__Passage__
(begin)
Use of this alternative affirmative defense and participation in this quality assurance program is optional, and refiners, importers, distributors, and retailers may choose to conduct their own quality assurance program as provided currently in the regulations instead of participating in this nationwide program. A refiner that does not participate in the consortium will continue to be subject to the sampling and testing defense provisions under § 80.613, as will distributors that operate under such a refiner's trade or brand name unless such a distributor independently participates in the consortium.

Today's rule also makes one minor correction to the gasoline benzene regulations clarifying when a small refiner who loses their small refiner status may generate gasoline benzene credits. Disqualified small refiners are allowed a grace period of up to 36 months after the date of the disqualifying event to begin meeting the gasoline benzene standards applicable to non-small refiners. The gasoline benzene regulations currently prohibit disqualified small refiners from generating either early or standard gasoline benzene credits at any of their refineries during this grace period. This results in limitations on credit generation for disqualified small refiners that are more stringent than limitations on credit generation for non-small refiners, which was not EPA's intent. Today's rule amends the gasoline benzene regulations at § 80.1339(e)(4) to allow disqualified small refiners the same opportunity to generate gasoline benzene credits during the grace period as that afforded to non-small refiners.

IV. Statutory and Executive Order Reviews

A. Executive Order 12866: Regulatory Planning and Review

Under Executive Order (EO) 12866 (58 FR 51735, October 4, 1993), this action is a “significant regulatory action.” Accordingly, EPA submitted this action to the Office of Management and Budget (OMB) for review under EO 12866 and any changes made in response to OMB recommendations have been documented in the docket for this action.

B. Paperwork Reduction Act

The information collection requirements in this direct final rule have been submitted for approval to the Office of Management and Budget (OMB) under the Paperwork Reduction Act, 44 U.S.C. 3501 et seq. The Information Collection Request (ICR) document prepared by EPA has been assigned EPA ICR number 2364.03.

This direct final rule provides refiners, importers and distributors of ULSD highway diesel fuel with additional flexibility to comply with the diesel sulfur regulations. The flexibility afforded under this rule is optional. Modest information collection requirements in the form of reports for noncompliant diesel sulfur samples are required for those parties who avail themselves of the flexibility provided in this rule. The information under this rule will be collected by EPA's Transportation and Regional Programs Division, Office of Transportation and Air Quality, Office of Air and Radiation (OAR), and by EPA's Air Enforcement Division, Office of Regulatory Enforcement, Office of Enforcement and Compliance Assurance (OECA). The information collected will be used by EPA to evaluate compliance with the requirements under the diesel sulfur program. This oversight by EPA is necessary to ensure attainment of the air quality goals of the diesel sulfur program.
(end)
__Dataset extract__
(begin)
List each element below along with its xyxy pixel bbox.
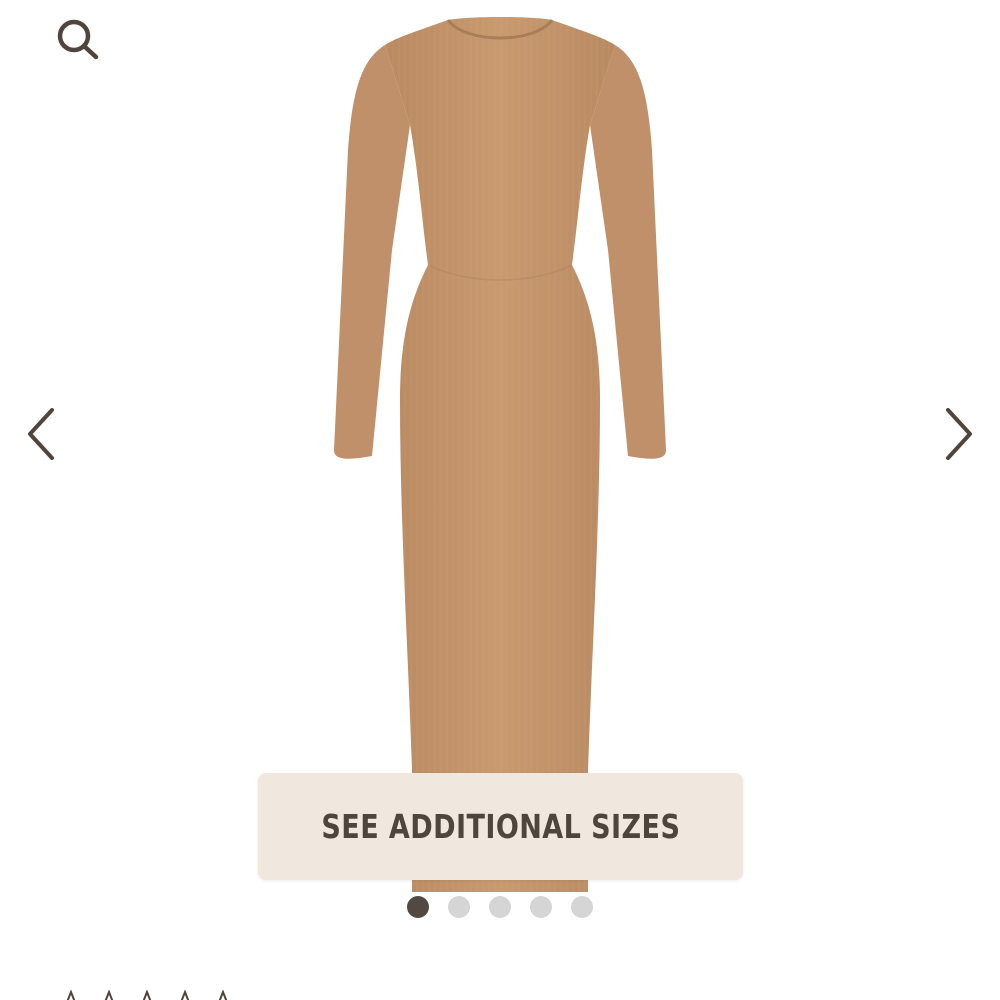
(end)
__Parts of the exercise__
1/ According to the fuel regulation excerpt, how long is the grace period for disqualified small refiners to begin meeting the gasoline benzene standards that apply to non-small refiners?
2/ Please carry on the fuel regulation excerpt from where it stops.
The listing isn't needed here.

__Expected outputs__
1/ Up to 36 months after the date of the disqualifying event.

2/
The estimated hourly burden per respondent for the diesel surveys is 16 hours. The estimated annual hourly burden is 320 hours for all respondents (assuming 20 respondents per year). The estimated hourly cost is $71 per hour. The total estimated cost per respondent is $1,136. The total estimated cost for all respondents is $22,270. Burden is defined at 5 CFR 1320.3(b).

An agency may not conduct or sponsor, and a person is not required to respond to, a collection of information unless it displays a currently valid OMB control number. The OMB control numbers for EPA's regulations in 40 CFR are listed in 40 CFR part 9.

To comment on the Agency's need for this information, the accuracy of the provided burden estimates, and any suggested methods for minimizing respondent burden, EPA has established a public docket for this rule, which includes this ICR, under Docket ID number EPA-HQ-OAR-2007-1158. Submit any comments related to the ICR to EPA and OMB. See ADDRESSES section at the beginning of this notice for where to submit comments to EPA. Send comments to OMB at the Office of Information and Regulatory Affairs, Office of Management and Budget, 725 17th Street, NW., Washington, DC 20503, Attention: Desk Office for EPA. Comments must be submitted on or before July 12, 2010.

C. Regulatory Flexibility Act

The Regulatory Flexibility Act (RFA) generally requires an agency to prepare a regulatory flexibility analysis of any rule subject to notice and comment rulemaking requirements under the Administrative Procedure Act or any other statute unless the agency certifies that the rule will not have a significant economic impact on a substantial number of small entities. Small entities include small businesses, small organizations, and small governmental jurisdictions.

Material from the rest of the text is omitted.